Return the section of the language barrier text between "Someone who is" and "impress. You won’t.", inclusive, copied word for word.

Text passage:
※

Communicating through a Language Barrier
Sometimes, a language barrier can get in the way. Even if you both technically speak the same language, you can struggle.
Language is the single biggest barrier to communication in any presentation. Even when two people speak the same language, differences in perceived meaning can be huge. And of course, the difficulties are even more pronounced when you and your audiences have different first languages.
Someone who is speaking your language as a second language will struggle even more than others to understand unusual vocabulary and jargon, or words used out of familiar context. Even someone with a different accent to you would struggle. And of course, someone from the same background as you would also struggle with unfamiliar vocabulary. So a language barrier can take many different forms – before you even take into account communicating in an actual different language.
So how can you overcome potential language barrier difficulties?
1. Simplify language. Avoid jargon unless absolutely necessary – and if it is, explain it. Don’t use colloquialisms that non-native speakers will struggle to understand. Don’t use fancy words to try and impress. You won’t.

※

Annotated region listings:
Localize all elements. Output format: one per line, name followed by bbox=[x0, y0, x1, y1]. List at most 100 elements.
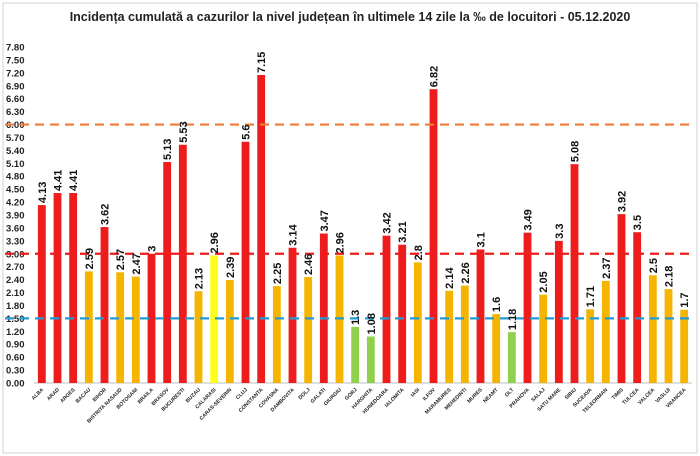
bar-brasov bbox=[163, 162, 172, 383]
y-tick-label: 7.80 bbox=[6, 43, 25, 54]
x-tick-label: IASI bbox=[410, 387, 422, 399]
data-label: 1.08 bbox=[366, 313, 378, 334]
y-tick-label: 0.90 bbox=[6, 340, 25, 351]
data-label: 4.41 bbox=[68, 170, 80, 191]
data-label: 6.82 bbox=[429, 66, 441, 87]
data-label: 2.46 bbox=[303, 254, 315, 275]
bar-caras-severin bbox=[225, 280, 234, 383]
x-tick-label: OLT bbox=[504, 387, 516, 399]
data-label: 2.39 bbox=[225, 257, 237, 278]
bar-cluj bbox=[241, 141, 250, 383]
data-label: 3.92 bbox=[617, 191, 629, 212]
data-label: 2.96 bbox=[335, 232, 347, 253]
y-tick-label: 7.50 bbox=[6, 55, 25, 66]
bar-mures bbox=[476, 249, 485, 383]
data-label: 4.41 bbox=[53, 170, 65, 191]
chart-title: Incidența cumulată a cazurilor la nivel … bbox=[70, 10, 631, 24]
bar-neamt bbox=[492, 314, 501, 383]
data-label: 2.57 bbox=[115, 249, 127, 270]
data-label: 3.21 bbox=[397, 221, 409, 242]
y-tick-label: 6.60 bbox=[6, 94, 25, 105]
y-tick-label: 3.30 bbox=[6, 236, 25, 247]
bar-calarasi bbox=[210, 255, 219, 383]
bar-alba bbox=[37, 205, 46, 383]
bar-vaslui bbox=[664, 289, 673, 383]
data-label: 2.47 bbox=[131, 253, 143, 274]
data-label: 3.3 bbox=[554, 224, 566, 239]
bar-hunedoara bbox=[382, 235, 391, 383]
bar-botosani bbox=[131, 276, 140, 383]
bar-prahova bbox=[523, 232, 532, 383]
y-tick-label: 6.90 bbox=[6, 81, 25, 92]
bar-valcea bbox=[648, 275, 657, 383]
data-label: 1.7 bbox=[679, 292, 691, 307]
y-tick-label: 5.40 bbox=[6, 146, 25, 157]
bar-buzau bbox=[194, 291, 203, 383]
y-tick-label: 2.70 bbox=[6, 262, 25, 273]
threshold-lines bbox=[5, 123, 695, 320]
bar-bihor bbox=[100, 227, 109, 383]
y-tick-label: 6.00 bbox=[6, 120, 25, 131]
y-tick-label: 2.10 bbox=[6, 288, 25, 299]
bar-constanta bbox=[257, 75, 266, 383]
bar-dolj bbox=[304, 277, 313, 383]
bar-iasi bbox=[413, 262, 422, 383]
data-label: 2.26 bbox=[460, 262, 472, 283]
data-label: 2.25 bbox=[272, 263, 284, 284]
bar-bistrita-nasaud bbox=[116, 272, 125, 383]
y-tick-label: 5.10 bbox=[6, 159, 25, 170]
bars-group bbox=[37, 75, 689, 383]
data-label: 2.13 bbox=[194, 268, 206, 289]
bar-galati bbox=[319, 233, 328, 383]
y-tick-label: 4.80 bbox=[6, 172, 25, 183]
y-axis: 7.807.50 7.20 6.90 6.60 6.30 6.00 5.70 5.40 5.10… bbox=[6, 43, 692, 390]
y-tick-label: 7.20 bbox=[6, 68, 25, 79]
data-label: 3.42 bbox=[382, 212, 394, 233]
data-label: 3.1 bbox=[476, 232, 488, 247]
data-label: 3.62 bbox=[100, 204, 112, 225]
bar-olt bbox=[507, 332, 516, 383]
data-label: 1.18 bbox=[507, 309, 519, 330]
bar-timis bbox=[617, 214, 626, 383]
data-label: 2.96 bbox=[209, 232, 221, 253]
bar-ialomita bbox=[398, 244, 407, 383]
bar-salaj bbox=[539, 294, 548, 383]
data-label: 2.18 bbox=[664, 266, 676, 287]
data-label: 2.37 bbox=[601, 257, 613, 278]
y-tick-label: 1.20 bbox=[6, 327, 25, 338]
y-tick-label: 0.00 bbox=[6, 379, 25, 390]
y-tick-label: 3.00 bbox=[6, 249, 25, 260]
y-tick-label: 1.50 bbox=[6, 314, 25, 325]
bar-braila bbox=[147, 253, 156, 383]
bar-satu-mare bbox=[554, 240, 563, 383]
y-tick-label: 1.80 bbox=[6, 301, 25, 312]
y-tick-label: 3.60 bbox=[6, 223, 25, 234]
bar-teleorman bbox=[601, 280, 610, 383]
y-tick-label: 0.60 bbox=[6, 353, 25, 364]
data-label: 5.08 bbox=[570, 141, 582, 162]
bar-arges bbox=[69, 193, 78, 383]
data-label: 1.3 bbox=[350, 310, 362, 325]
bar-suceava bbox=[586, 309, 595, 383]
data-labels: 4.13 4.41 4.41 2.59 3.62 2.57 2.47 3 5.13 5.53 2.1… bbox=[37, 52, 691, 335]
data-label: 5.53 bbox=[178, 121, 190, 142]
data-label: 2.59 bbox=[84, 248, 96, 269]
y-tick-label: 2.40 bbox=[6, 275, 25, 286]
bar-gorj bbox=[351, 327, 360, 383]
y-tick-label: 0.30 bbox=[6, 366, 25, 377]
bar-maramures bbox=[445, 290, 454, 383]
bar-bacau bbox=[84, 271, 93, 383]
y-tick-label: 4.50 bbox=[6, 185, 25, 196]
bar-mehedinti bbox=[460, 285, 469, 383]
bar-arad bbox=[53, 193, 62, 383]
data-label: 3.47 bbox=[319, 210, 331, 231]
data-label: 3.5 bbox=[632, 215, 644, 230]
data-label: 1.71 bbox=[585, 286, 597, 307]
y-tick-label: 4.20 bbox=[6, 198, 25, 209]
bar-ilfov bbox=[429, 89, 438, 383]
bar-sibiu bbox=[570, 164, 579, 383]
data-label: 2.14 bbox=[444, 267, 456, 289]
data-label: 7.15 bbox=[256, 52, 268, 73]
data-label: 3 bbox=[147, 246, 159, 252]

※

Response to this exercise:
Someone who is speaking your language as a second language will struggle even more than others to understand unusual vocabulary and jargon, or words used out of familiar context. Even someone with a different accent to you would struggle. And of course, someone from the same background as you would also struggle with unfamiliar vocabulary. So a language barrier can take many different forms – before you even take into account communicating in an actual different language.
So how can you overcome potential language barrier difficulties?
1. Simplify language. Avoid jargon unless absolutely necessary – and if it is, explain it. Don’t use colloquialisms that non-native speakers will struggle to understand. Don’t use fancy words to try and impress. You won’t.